> [QUELLE]:
•••••
Entscheidungsstichwort (Thema)

Auflassung. DDR-Erbrecht

 

Leitsatz (redaktionell)

Sinn und Zweck der gesetzlichen Regelung verlangt daher für den Fall des Art. 233 § 12 Abs. 2 Nr. 2 EGBGB eine teleologische Reduktion vorzunehmen. Zuteilungsfähig kann demnach für Schläge grundsätzlich nur ein Erbe sein, der am 15.03.1990 einer LPG angehörte bzw., da für die Übertragung einer Bodenreformwirtschaft genügte, dass der Erbe die LPG-Mitgliedschaft nach dem Erbteil erwarb, der bis zum 15. 03. 1990 einen Antrag auf Aufnahme in eine solche – wie der Bundesgerichtshof in seiner Entscheidung vom 03.07.1998 (ZOV 1999, 113, 114) klarstellend ausgeführt hat – gestellt hat, aus dem sich seine Bereitschaft zum Eintritt in eine LPG ergab.

 

Normenkette

EGBGB Art. 233 §§ 11-12

 

Verfahrensgang

LG Leipzig (Urteil vom 27.10.2000; Aktenzeichen 6 O 5687/00)

 

Nachgehend

BGH (Urteil vom 15.03.2002; Aktenzeichen V ZR 106/01)

 

Tenor

1. Die Berufung des Beklagten gegen das Urteil des Landgerichts Leipzig vom 27.10.2000 – Az.: 6 O 5687/00 – wird auf seine Kosten

zurückgewiesen.

2. Das Urteil ist vorläufig vollstreckbar. Der Beklagte kann durch Sicherheitsleistung in Höhe von 51.000,00 DM die Vollstreckung abwenden, wenn nicht der Kläger vor Vollstreckung Sicherheit in gleicher Höhe leistet.

Den Parteien wird nachgelassen, die Sicherheitsleistung durch selbstschuldnerische, schriftliche, unbedingte und unbefristete Bürgschaft einer in der Europäischen Union als Zoll- oder Steuerbürgin zugelassenen Bank oder Sparkasse zu erbringen.

3. Das Urteil beschwert den Beklagten mit weniger als 60.000,00 DM.

4. Die Revision wird zugelassen.

Beschluss:

Der Gebührenstreitwert für das Berufungsverfahren wird auf 42.900,00 DM festgesetzt.

 

Tatbestand

Der Kläger begehrt gemäß Art. 233 § 12 Abs. 3 EGBGB die Auflassung von zwei landwirtschaftlich genutzten Grundstücken aus der Bodenreform.
•••••
> [DATENZEILEN]:
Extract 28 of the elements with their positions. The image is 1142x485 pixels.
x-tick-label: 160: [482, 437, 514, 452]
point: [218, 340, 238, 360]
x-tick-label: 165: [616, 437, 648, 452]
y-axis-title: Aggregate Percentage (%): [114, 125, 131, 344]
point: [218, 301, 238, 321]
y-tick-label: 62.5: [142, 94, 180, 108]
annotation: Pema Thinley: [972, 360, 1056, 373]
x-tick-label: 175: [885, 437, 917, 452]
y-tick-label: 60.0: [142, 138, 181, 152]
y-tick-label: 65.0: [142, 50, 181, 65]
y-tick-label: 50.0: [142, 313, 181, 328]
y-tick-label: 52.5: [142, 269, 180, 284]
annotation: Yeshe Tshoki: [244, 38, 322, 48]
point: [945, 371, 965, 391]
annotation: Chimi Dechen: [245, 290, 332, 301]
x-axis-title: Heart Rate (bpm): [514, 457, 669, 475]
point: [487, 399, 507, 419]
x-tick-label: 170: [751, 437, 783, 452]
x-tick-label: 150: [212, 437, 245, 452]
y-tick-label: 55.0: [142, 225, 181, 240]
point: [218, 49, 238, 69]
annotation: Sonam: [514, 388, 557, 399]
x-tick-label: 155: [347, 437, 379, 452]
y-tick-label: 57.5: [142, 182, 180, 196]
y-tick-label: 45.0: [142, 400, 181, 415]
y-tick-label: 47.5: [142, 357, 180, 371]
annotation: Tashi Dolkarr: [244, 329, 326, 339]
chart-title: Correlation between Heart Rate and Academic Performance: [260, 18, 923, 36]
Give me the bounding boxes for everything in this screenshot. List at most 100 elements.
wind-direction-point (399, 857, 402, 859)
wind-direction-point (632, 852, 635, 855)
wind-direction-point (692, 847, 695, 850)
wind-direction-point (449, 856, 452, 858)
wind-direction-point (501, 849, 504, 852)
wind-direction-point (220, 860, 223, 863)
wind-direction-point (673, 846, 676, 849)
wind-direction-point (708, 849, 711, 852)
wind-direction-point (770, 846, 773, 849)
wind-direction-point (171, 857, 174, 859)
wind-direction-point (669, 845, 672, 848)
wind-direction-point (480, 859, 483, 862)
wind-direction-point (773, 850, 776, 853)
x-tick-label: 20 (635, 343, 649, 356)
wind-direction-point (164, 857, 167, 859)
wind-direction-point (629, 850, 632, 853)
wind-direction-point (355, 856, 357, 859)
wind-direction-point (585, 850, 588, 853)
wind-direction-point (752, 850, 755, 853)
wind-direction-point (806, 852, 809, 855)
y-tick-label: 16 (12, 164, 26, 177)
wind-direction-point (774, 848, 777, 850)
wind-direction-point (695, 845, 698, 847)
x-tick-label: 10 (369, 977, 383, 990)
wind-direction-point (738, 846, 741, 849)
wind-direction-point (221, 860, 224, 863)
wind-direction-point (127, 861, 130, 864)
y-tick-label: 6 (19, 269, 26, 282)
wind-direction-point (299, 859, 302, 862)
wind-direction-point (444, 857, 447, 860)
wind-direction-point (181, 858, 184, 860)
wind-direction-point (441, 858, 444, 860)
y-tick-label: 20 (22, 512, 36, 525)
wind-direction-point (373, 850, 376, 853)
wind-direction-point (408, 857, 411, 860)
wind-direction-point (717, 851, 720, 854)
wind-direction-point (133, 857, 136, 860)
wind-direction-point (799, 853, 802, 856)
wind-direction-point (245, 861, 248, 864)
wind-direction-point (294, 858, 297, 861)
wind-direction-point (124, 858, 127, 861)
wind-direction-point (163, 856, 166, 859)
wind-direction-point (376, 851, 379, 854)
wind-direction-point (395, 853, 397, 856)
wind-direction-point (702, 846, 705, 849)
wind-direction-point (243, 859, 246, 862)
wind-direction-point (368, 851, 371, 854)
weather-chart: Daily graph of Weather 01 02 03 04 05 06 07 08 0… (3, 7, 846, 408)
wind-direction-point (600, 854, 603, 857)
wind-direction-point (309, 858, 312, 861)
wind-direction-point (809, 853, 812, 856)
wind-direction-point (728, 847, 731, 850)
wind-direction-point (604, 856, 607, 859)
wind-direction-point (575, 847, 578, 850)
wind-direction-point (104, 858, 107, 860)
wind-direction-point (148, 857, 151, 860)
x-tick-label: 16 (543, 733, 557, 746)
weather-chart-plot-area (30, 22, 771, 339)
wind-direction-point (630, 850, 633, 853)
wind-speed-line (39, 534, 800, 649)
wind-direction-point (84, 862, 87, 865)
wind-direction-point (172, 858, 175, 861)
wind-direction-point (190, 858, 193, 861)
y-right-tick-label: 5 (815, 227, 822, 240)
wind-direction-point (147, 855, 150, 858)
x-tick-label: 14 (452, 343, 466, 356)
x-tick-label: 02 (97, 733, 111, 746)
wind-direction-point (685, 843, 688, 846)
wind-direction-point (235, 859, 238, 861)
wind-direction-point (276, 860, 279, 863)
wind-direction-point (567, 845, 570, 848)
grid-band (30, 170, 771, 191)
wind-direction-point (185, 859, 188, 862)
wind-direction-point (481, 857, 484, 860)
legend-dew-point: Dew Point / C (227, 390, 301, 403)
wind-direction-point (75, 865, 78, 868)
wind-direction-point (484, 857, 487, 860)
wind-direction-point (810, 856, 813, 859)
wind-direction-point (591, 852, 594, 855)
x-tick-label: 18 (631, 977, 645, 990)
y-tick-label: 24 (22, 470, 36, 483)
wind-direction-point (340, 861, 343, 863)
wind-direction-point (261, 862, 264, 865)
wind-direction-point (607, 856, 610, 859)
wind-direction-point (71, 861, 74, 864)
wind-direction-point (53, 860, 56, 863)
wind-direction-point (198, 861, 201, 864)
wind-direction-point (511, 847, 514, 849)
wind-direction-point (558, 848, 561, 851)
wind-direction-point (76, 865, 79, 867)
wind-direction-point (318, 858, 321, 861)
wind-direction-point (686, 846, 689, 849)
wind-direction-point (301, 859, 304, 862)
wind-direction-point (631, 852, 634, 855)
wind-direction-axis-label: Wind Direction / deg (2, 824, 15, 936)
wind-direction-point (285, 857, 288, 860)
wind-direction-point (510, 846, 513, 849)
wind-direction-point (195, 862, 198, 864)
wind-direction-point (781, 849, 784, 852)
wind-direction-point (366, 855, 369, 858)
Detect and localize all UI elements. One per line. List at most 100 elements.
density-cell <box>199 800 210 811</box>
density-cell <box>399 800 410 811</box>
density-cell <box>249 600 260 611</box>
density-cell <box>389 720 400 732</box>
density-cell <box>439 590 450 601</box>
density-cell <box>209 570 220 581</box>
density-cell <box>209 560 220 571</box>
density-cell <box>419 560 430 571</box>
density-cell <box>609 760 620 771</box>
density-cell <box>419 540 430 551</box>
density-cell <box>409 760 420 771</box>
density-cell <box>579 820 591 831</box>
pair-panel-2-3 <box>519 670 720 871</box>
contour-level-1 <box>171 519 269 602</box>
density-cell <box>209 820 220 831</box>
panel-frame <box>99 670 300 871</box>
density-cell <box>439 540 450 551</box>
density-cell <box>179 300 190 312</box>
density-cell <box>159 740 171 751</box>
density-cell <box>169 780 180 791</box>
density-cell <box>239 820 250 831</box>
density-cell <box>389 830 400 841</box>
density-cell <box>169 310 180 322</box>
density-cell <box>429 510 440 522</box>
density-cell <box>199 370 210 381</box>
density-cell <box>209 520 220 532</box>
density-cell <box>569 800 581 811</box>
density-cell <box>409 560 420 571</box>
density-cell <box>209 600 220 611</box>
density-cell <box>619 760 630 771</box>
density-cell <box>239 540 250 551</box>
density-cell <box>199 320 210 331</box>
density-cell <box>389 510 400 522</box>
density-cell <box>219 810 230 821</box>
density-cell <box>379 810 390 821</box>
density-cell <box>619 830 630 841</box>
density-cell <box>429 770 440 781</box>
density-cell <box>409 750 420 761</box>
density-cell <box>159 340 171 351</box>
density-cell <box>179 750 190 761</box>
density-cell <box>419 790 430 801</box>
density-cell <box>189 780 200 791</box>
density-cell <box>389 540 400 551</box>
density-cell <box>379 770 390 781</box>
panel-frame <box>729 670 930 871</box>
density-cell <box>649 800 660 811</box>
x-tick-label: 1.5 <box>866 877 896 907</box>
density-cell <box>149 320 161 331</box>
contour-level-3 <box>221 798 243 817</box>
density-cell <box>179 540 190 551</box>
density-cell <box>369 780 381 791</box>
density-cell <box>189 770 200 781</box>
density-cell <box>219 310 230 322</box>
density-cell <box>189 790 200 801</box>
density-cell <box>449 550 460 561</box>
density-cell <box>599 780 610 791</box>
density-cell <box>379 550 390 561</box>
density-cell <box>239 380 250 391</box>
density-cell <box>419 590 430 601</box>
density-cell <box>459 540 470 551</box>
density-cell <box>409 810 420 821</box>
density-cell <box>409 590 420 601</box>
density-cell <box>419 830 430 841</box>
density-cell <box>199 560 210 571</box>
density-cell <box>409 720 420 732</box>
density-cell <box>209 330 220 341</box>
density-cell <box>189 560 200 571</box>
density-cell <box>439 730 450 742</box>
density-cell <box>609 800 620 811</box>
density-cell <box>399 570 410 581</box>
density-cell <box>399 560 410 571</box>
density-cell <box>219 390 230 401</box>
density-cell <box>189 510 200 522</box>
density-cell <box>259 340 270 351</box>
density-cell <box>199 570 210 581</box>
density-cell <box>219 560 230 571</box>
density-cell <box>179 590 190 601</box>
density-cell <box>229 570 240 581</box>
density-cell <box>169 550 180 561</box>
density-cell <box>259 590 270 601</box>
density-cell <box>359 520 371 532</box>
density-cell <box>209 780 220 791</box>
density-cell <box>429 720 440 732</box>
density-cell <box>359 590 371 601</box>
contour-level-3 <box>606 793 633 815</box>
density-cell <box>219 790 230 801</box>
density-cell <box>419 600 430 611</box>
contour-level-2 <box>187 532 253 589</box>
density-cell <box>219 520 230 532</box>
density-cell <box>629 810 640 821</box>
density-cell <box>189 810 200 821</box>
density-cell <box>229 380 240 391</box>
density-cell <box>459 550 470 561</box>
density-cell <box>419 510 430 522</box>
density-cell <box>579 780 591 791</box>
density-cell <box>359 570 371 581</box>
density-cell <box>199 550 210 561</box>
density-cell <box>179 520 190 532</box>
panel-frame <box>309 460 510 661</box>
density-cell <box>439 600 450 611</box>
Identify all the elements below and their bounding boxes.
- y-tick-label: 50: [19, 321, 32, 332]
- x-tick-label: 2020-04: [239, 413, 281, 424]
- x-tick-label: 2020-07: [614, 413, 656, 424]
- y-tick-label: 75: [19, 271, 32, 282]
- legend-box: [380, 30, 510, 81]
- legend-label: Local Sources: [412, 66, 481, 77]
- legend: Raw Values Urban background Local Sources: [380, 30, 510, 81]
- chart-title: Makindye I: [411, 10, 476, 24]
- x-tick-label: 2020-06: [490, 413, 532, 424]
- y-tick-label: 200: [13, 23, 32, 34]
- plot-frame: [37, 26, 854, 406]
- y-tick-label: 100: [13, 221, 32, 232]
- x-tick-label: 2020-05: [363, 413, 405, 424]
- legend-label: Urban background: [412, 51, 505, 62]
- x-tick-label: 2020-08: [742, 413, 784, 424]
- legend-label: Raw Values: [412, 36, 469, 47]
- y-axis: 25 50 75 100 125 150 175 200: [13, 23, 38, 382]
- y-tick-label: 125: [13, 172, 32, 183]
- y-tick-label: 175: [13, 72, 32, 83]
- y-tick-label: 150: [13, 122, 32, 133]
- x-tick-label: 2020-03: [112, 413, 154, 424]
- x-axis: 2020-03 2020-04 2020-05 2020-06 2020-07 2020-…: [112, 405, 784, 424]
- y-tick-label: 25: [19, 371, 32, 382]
•••••
> [TEILE DER ÜBUNG]:
a - Beantworten Sie die folgenden Fragen anhand des Urteils zur Auflassung:
(i) Welches Gericht erließ das angefochtene Urteil, und an welchem Tag?
(ii) Auf welchen Betrag wird der Gebührenstreitwert für das Berufungsverfahren festgesetzt?
(iii) Was begehrt der Kläger laut Tatbestand?
b - Greifen Sie das Urteil zur Auflassung nach dem letzten Satz des Tatbestands auf, und setzen Sie den Text fort.
Die Zeilen stammen aus einer anderen Quelle.

> [ERWARTETE ANTWORTEN]:
a -
(i) Das Landgericht Leipzig, am 27.10.2000.
(ii) Auf 42.900,00 DM.
(iii) Die Auflassung von zwei landwirtschaftlich genutzten Grundstücken aus der Bodenreform.

b -
Dem Vater des Beklagten, Arthur Felix B …, waren die Grundstücke in der Gemarkung B …, Flurstücke … und … d, eingetragen im Grundbuch von B …, Bl. …, im Rahmen der Bodenreform zugewiesen worden. Er war zum 15.03.1990 als Eigentümer der Grundstücke im Grundbuch eingetragen, wobei die Grundstücke mit einem Bodenreformsperrvermerk belastet waren. Es handelt sich um Ackerflächen.

Nach dem Tod des Arthur Felix B … am 29.01.1968 wurde dieser von seiner Ehefrau, Toni Marie B …, und dem Beklagten je zur Hälfte beerbt. Die Ehefrau des Verstorbenen war Mitglied der Landwirtschaftlichen Produktionsgenossenschaft (folgend LPG) „Lenin” und brachte die Grundstücke dort ein. Sie verstarb am 30.04.1984 und wurde von dem Beklagten und Werner S … je zur Hälfte beerbt. Im Rahmen der Erbauseinandersetzung übertrug Werner S … mit notariellem Vertrag vom 27.04.1993 seinen Erbanteil und seinen Anteil an den streitgegenständlichen Grundstücken auf den Beklagten.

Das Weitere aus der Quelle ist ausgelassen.